## WHAT IS EXPECTED
Search the records that follow and extract every line containing the string "before".

::::::::::

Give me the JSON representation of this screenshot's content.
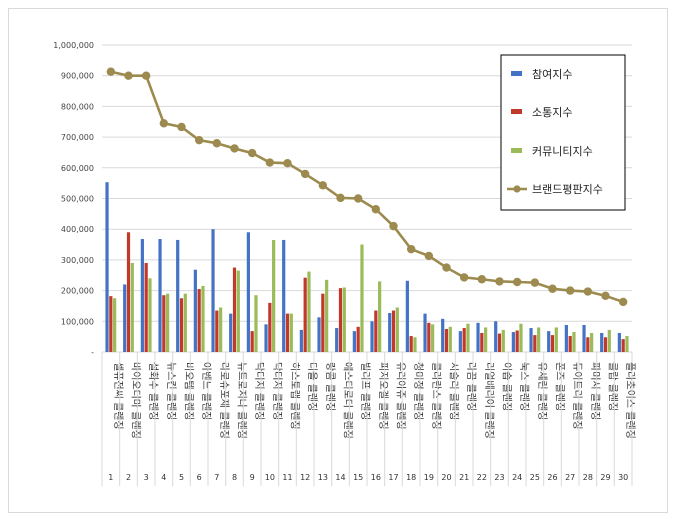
{
  "chart_data": {
    "type": "bar",
    "ylim": [
      0,
      1000000
    ],
    "yticks": [
      "-",
      "100,000",
      "200,000",
      "300,000",
      "400,000",
      "500,000",
      "600,000",
      "700,000",
      "800,000",
      "900,000",
      "1,000,000"
    ],
    "grid": true,
    "legend_position": "right",
    "ranks": [
      "1",
      "2",
      "3",
      "4",
      "5",
      "6",
      "7",
      "8",
      "9",
      "10",
      "11",
      "12",
      "13",
      "14",
      "15",
      "16",
      "17",
      "18",
      "19",
      "20",
      "21",
      "22",
      "23",
      "24",
      "25",
      "26",
      "27",
      "28",
      "29",
      "30"
    ],
    "categories": [
      "셀퓨전씨 클렌징",
      "바이오더마 클렌징",
      "설화수 클렌징",
      "뉴스킨 클렌징",
      "비오템 클렌징",
      "아벤느 클렌징",
      "라로슈포제 클렌징",
      "뉴트로지나 클렌징",
      "닥터지 클렌징",
      "닥터지 클렌징",
      "히스토랩 클렌징",
      "디올 클렌징",
      "랑콤 클렌징",
      "에스티로더 클렌징",
      "빌리프 클렌징",
      "피지오겔 클렌징",
      "유리아쥬 클렌징",
      "청미정 클렌징",
      "클라란스 클렌징",
      "시슬리 클렌징",
      "라끔 클렌징",
      "리얼베리어 클렌징",
      "이솝 클렌징",
      "눅스 클렌징",
      "유세린 클렌징",
      "폰즈 클렌징",
      "듀이트리 클렌징",
      "파머시 클렌징",
      "클랍 클렌징",
      "폴라초이스 클렌징"
    ],
    "series": [
      {
        "name": "참여지수",
        "color": "#4472c4",
        "kind": "bar",
        "values": [
          553000,
          220000,
          368000,
          368000,
          365000,
          268000,
          400000,
          125000,
          390000,
          90000,
          365000,
          72000,
          113000,
          78000,
          68000,
          100000,
          127000,
          232000,
          125000,
          108000,
          68000,
          95000,
          100000,
          65000,
          78000,
          68000,
          88000,
          88000,
          62000,
          62000
        ]
      },
      {
        "name": "소통지수",
        "color": "#c0392b",
        "kind": "bar",
        "values": [
          182000,
          390000,
          290000,
          185000,
          175000,
          205000,
          135000,
          275000,
          68000,
          160000,
          125000,
          242000,
          190000,
          208000,
          82000,
          135000,
          135000,
          52000,
          95000,
          75000,
          78000,
          62000,
          60000,
          70000,
          55000,
          55000,
          52000,
          48000,
          48000,
          42000
        ]
      },
      {
        "name": "커뮤니티지수",
        "color": "#9bbb59",
        "kind": "bar",
        "values": [
          175000,
          290000,
          240000,
          190000,
          190000,
          215000,
          145000,
          265000,
          185000,
          365000,
          125000,
          262000,
          235000,
          210000,
          350000,
          230000,
          145000,
          48000,
          90000,
          82000,
          92000,
          80000,
          72000,
          92000,
          80000,
          80000,
          65000,
          62000,
          72000,
          52000
        ]
      },
      {
        "name": "브랜드평판지수",
        "color": "#9c8a4e",
        "kind": "line",
        "values": [
          913000,
          900000,
          900000,
          745000,
          733000,
          690000,
          680000,
          663000,
          648000,
          617000,
          615000,
          580000,
          543000,
          502000,
          500000,
          465000,
          410000,
          335000,
          313000,
          275000,
          243000,
          237000,
          230000,
          228000,
          226000,
          206000,
          200000,
          197000,
          183000,
          163000
        ]
      }
    ]
  }
}
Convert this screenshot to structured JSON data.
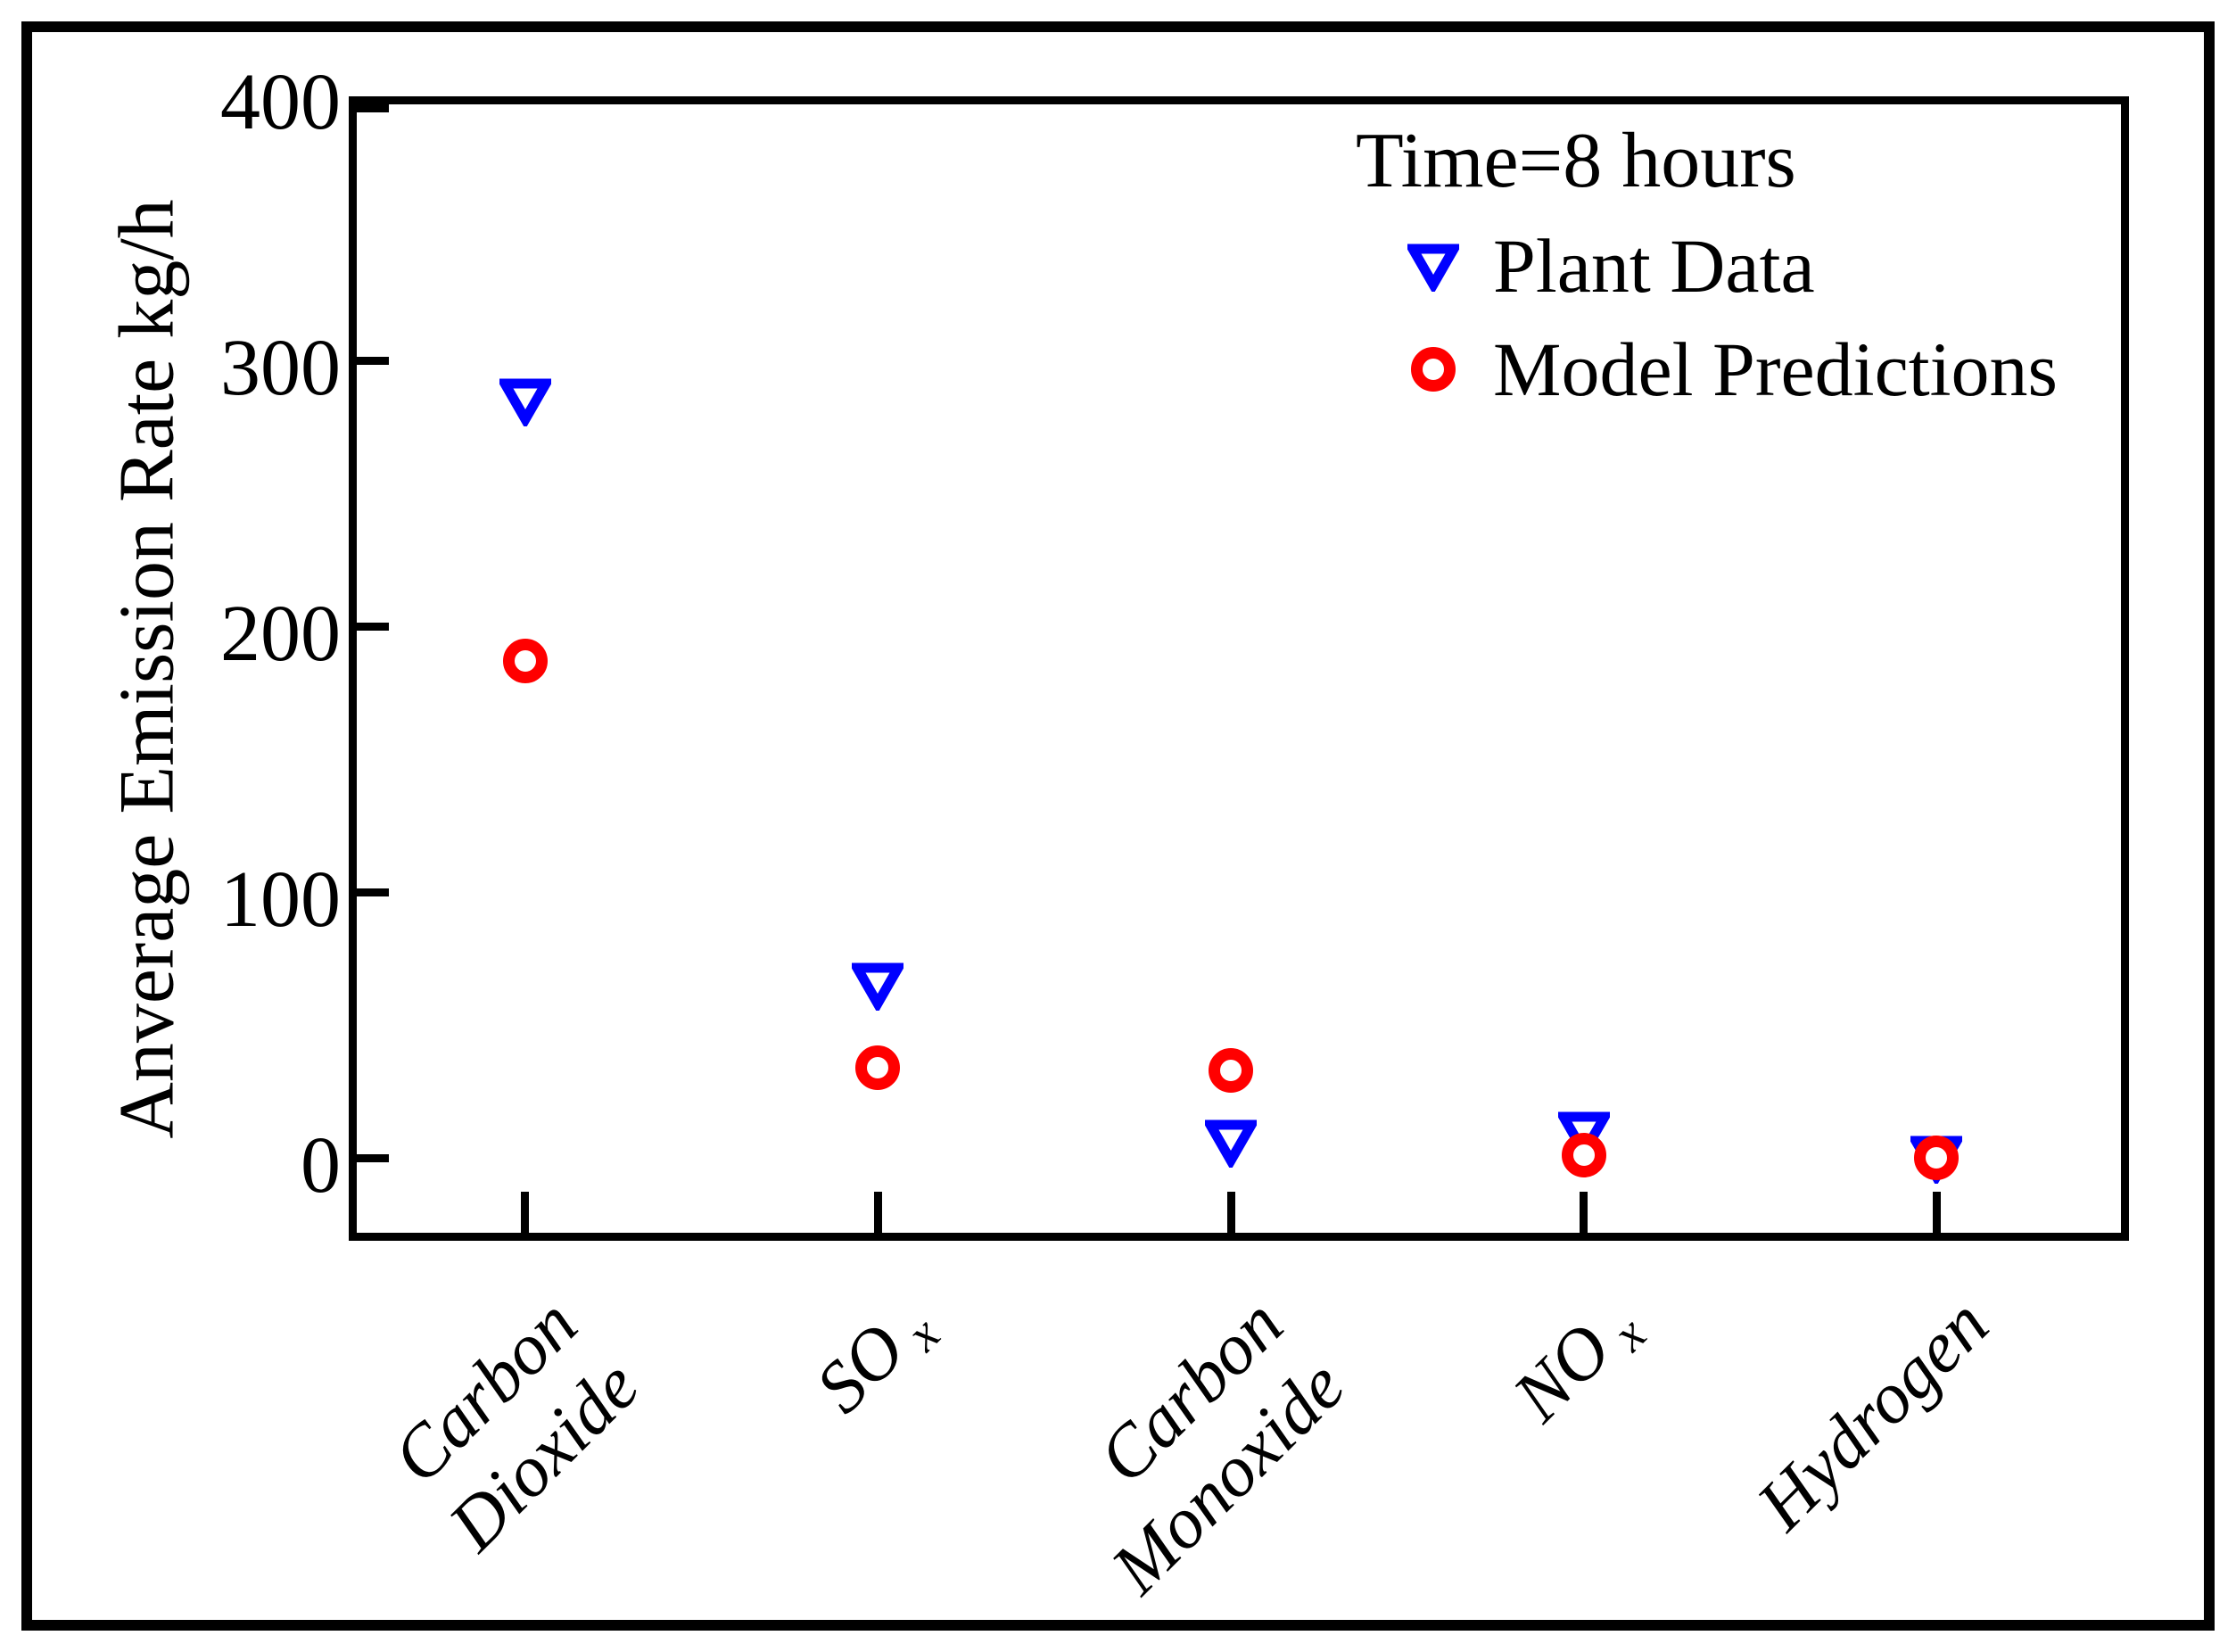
{
  "figure": {
    "background": "#ffffff",
    "border_color": "#000000"
  },
  "chart_data": {
    "type": "scatter",
    "title": "",
    "xlabel": "",
    "ylabel": "Anverage Emission Rate kg/h",
    "ylim": [
      -25,
      400
    ],
    "y_ticks": [
      0,
      100,
      200,
      300,
      400
    ],
    "grid": false,
    "legend": {
      "position": "top-right-inside",
      "title": "Time=8 hours"
    },
    "categories": [
      {
        "label": "Carbon Dioxide",
        "lines": [
          "Carbon",
          "Dioxide"
        ],
        "sub": ""
      },
      {
        "label": "SOx",
        "lines": [
          "SO"
        ],
        "sub": "x"
      },
      {
        "label": "Carbon Monoxide",
        "lines": [
          "Carbon",
          "Monoxide"
        ],
        "sub": ""
      },
      {
        "label": "NOx",
        "lines": [
          "NO"
        ],
        "sub": "x"
      },
      {
        "label": "Hydrogen",
        "lines": [
          "Hydrogen"
        ],
        "sub": ""
      }
    ],
    "series": [
      {
        "name": "Plant Data",
        "marker": "triangle-down",
        "color": "#0000ff",
        "values": [
          285,
          65,
          6,
          9,
          0
        ]
      },
      {
        "name": "Model Predictions",
        "marker": "circle",
        "color": "#ff0000",
        "values": [
          187,
          34,
          33,
          1,
          0
        ]
      }
    ]
  }
}
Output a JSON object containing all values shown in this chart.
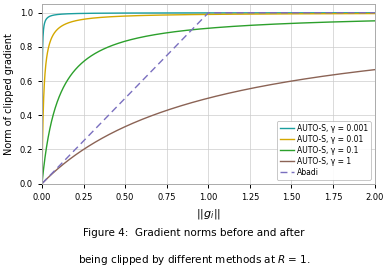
{
  "xlabel": "$||g_i||$",
  "ylabel": "Norm of clipped gradient",
  "xlim": [
    0.0,
    2.0
  ],
  "ylim": [
    0.0,
    1.05
  ],
  "xticks": [
    0.0,
    0.25,
    0.5,
    0.75,
    1.0,
    1.25,
    1.5,
    1.75,
    2.0
  ],
  "yticks": [
    0.0,
    0.2,
    0.4,
    0.6,
    0.8,
    1.0
  ],
  "R": 1.0,
  "gammas": [
    0.001,
    0.01,
    0.1,
    1.0
  ],
  "colors": {
    "0.001": "#1a9e9e",
    "0.01": "#d4a800",
    "0.1": "#2ca02c",
    "1.0": "#8b6355",
    "abadi": "#7a6fbf"
  },
  "legend_labels": {
    "0.001": "AUTO-S, γ = 0.001",
    "0.01": "AUTO-S, γ = 0.01",
    "0.1": "AUTO-S, γ = 0.1",
    "1.0": "AUTO-S, γ = 1",
    "abadi": "Abadi"
  },
  "caption_pre": "Figure 4:  Gradient norms before and after\nbeing clipped by different methods at ",
  "caption_post": " = 1.",
  "plot_bg": "#ffffff",
  "fig_bg": "#ffffff"
}
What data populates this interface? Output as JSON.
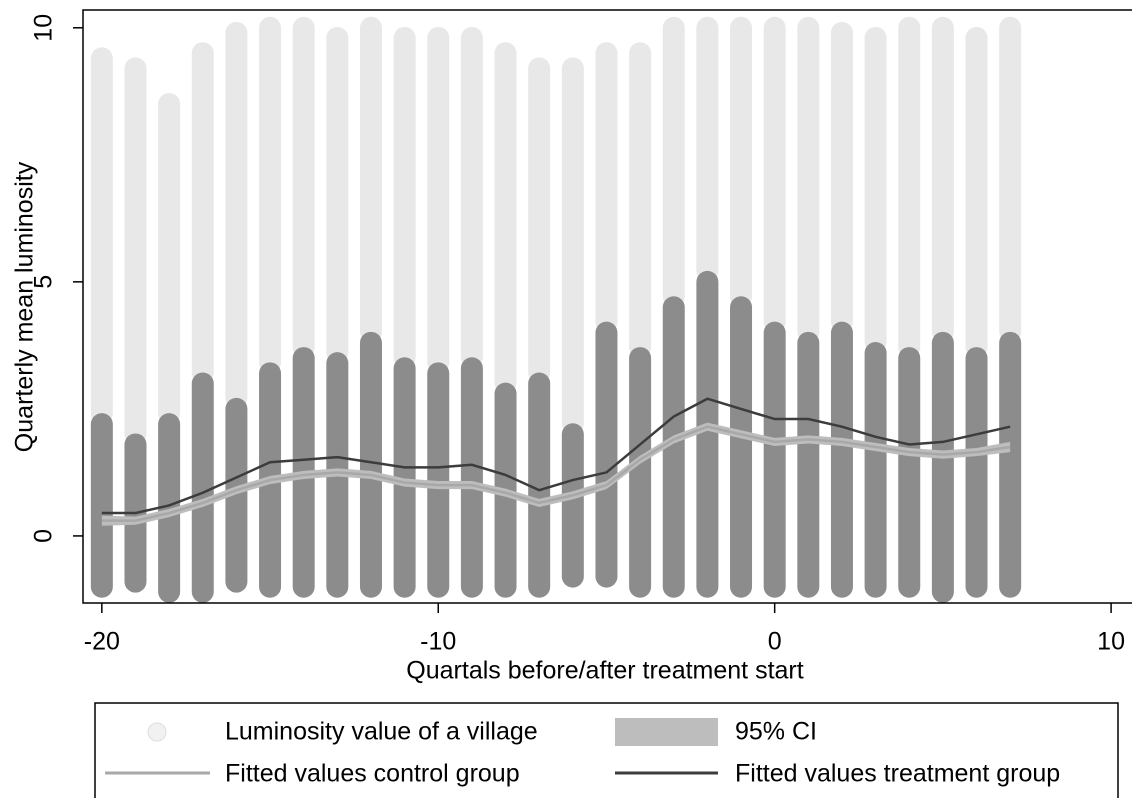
{
  "chart_data": {
    "type": "scatter",
    "x_label": "Quartals before/after treatment start",
    "y_label": "Quarterly mean luminosity",
    "xlim": [
      -20.56,
      10.8
    ],
    "ylim": [
      -1.32,
      10.35
    ],
    "xticks": [
      -20,
      -10,
      0,
      10
    ],
    "yticks": [
      0,
      5,
      10
    ],
    "x": [
      -20,
      -19,
      -18,
      -17,
      -16,
      -15,
      -14,
      -13,
      -12,
      -11,
      -10,
      -9,
      -8,
      -7,
      -6,
      -5,
      -4,
      -3,
      -2,
      -1,
      0,
      1,
      2,
      3,
      4,
      5,
      6,
      7
    ],
    "points": {
      "name": "Luminosity value of a village",
      "color": "#8c8c8c",
      "low": [
        -1.0,
        -0.9,
        -1.1,
        -1.1,
        -0.9,
        -1.0,
        -1.0,
        -1.0,
        -1.0,
        -1.0,
        -1.0,
        -1.0,
        -1.0,
        -1.0,
        -0.8,
        -0.8,
        -1.0,
        -1.0,
        -1.0,
        -1.0,
        -1.0,
        -1.0,
        -1.0,
        -1.0,
        -1.0,
        -1.1,
        -1.0,
        -1.0
      ],
      "high": [
        2.2,
        1.8,
        2.2,
        3.0,
        2.5,
        3.2,
        3.5,
        3.4,
        3.8,
        3.3,
        3.2,
        3.3,
        2.8,
        3.0,
        2.0,
        4.0,
        3.5,
        4.5,
        5.0,
        4.5,
        4.0,
        3.8,
        4.0,
        3.6,
        3.5,
        3.8,
        3.5,
        3.8
      ],
      "max": [
        9.4,
        9.2,
        8.5,
        9.5,
        9.9,
        10,
        10,
        9.8,
        10,
        9.8,
        9.8,
        9.8,
        9.5,
        9.2,
        9.2,
        9.5,
        9.5,
        10,
        10,
        10,
        10,
        10,
        9.9,
        9.8,
        10,
        10,
        9.8,
        10
      ]
    },
    "ci": {
      "name": "95% CI",
      "color": "#bdbdbd",
      "low": [
        0.2,
        0.22,
        0.37,
        0.57,
        0.82,
        1.02,
        1.12,
        1.17,
        1.12,
        0.97,
        0.92,
        0.92,
        0.77,
        0.57,
        0.72,
        0.92,
        1.42,
        1.82,
        2.07,
        1.92,
        1.77,
        1.82,
        1.77,
        1.67,
        1.57,
        1.52,
        1.57,
        1.65
      ],
      "high": [
        0.4,
        0.38,
        0.53,
        0.73,
        0.98,
        1.18,
        1.28,
        1.33,
        1.28,
        1.13,
        1.08,
        1.08,
        0.93,
        0.73,
        0.88,
        1.08,
        1.58,
        1.98,
        2.23,
        2.08,
        1.93,
        1.98,
        1.93,
        1.83,
        1.73,
        1.68,
        1.73,
        1.85
      ]
    },
    "series": [
      {
        "name": "Fitted values control group",
        "color": "#a8a8a8",
        "values": [
          0.3,
          0.3,
          0.45,
          0.65,
          0.9,
          1.1,
          1.2,
          1.25,
          1.2,
          1.05,
          1.0,
          1.0,
          0.85,
          0.65,
          0.8,
          1.0,
          1.5,
          1.9,
          2.15,
          2.0,
          1.85,
          1.9,
          1.85,
          1.75,
          1.65,
          1.6,
          1.65,
          1.75
        ]
      },
      {
        "name": "Fitted values treatment group",
        "color": "#3c3c3c",
        "values": [
          0.45,
          0.45,
          0.6,
          0.85,
          1.15,
          1.45,
          1.5,
          1.55,
          1.45,
          1.35,
          1.35,
          1.4,
          1.2,
          0.9,
          1.1,
          1.25,
          1.8,
          2.35,
          2.7,
          2.5,
          2.3,
          2.3,
          2.15,
          1.95,
          1.8,
          1.85,
          2.0,
          2.15
        ]
      }
    ]
  }
}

::::::::::

## TASK RESULT
  "caption_pre": "Figure 4:  Gradient norms before and after\nbeing clipped by different methods at ",
    "x_label": "Quartals before/after treatment start",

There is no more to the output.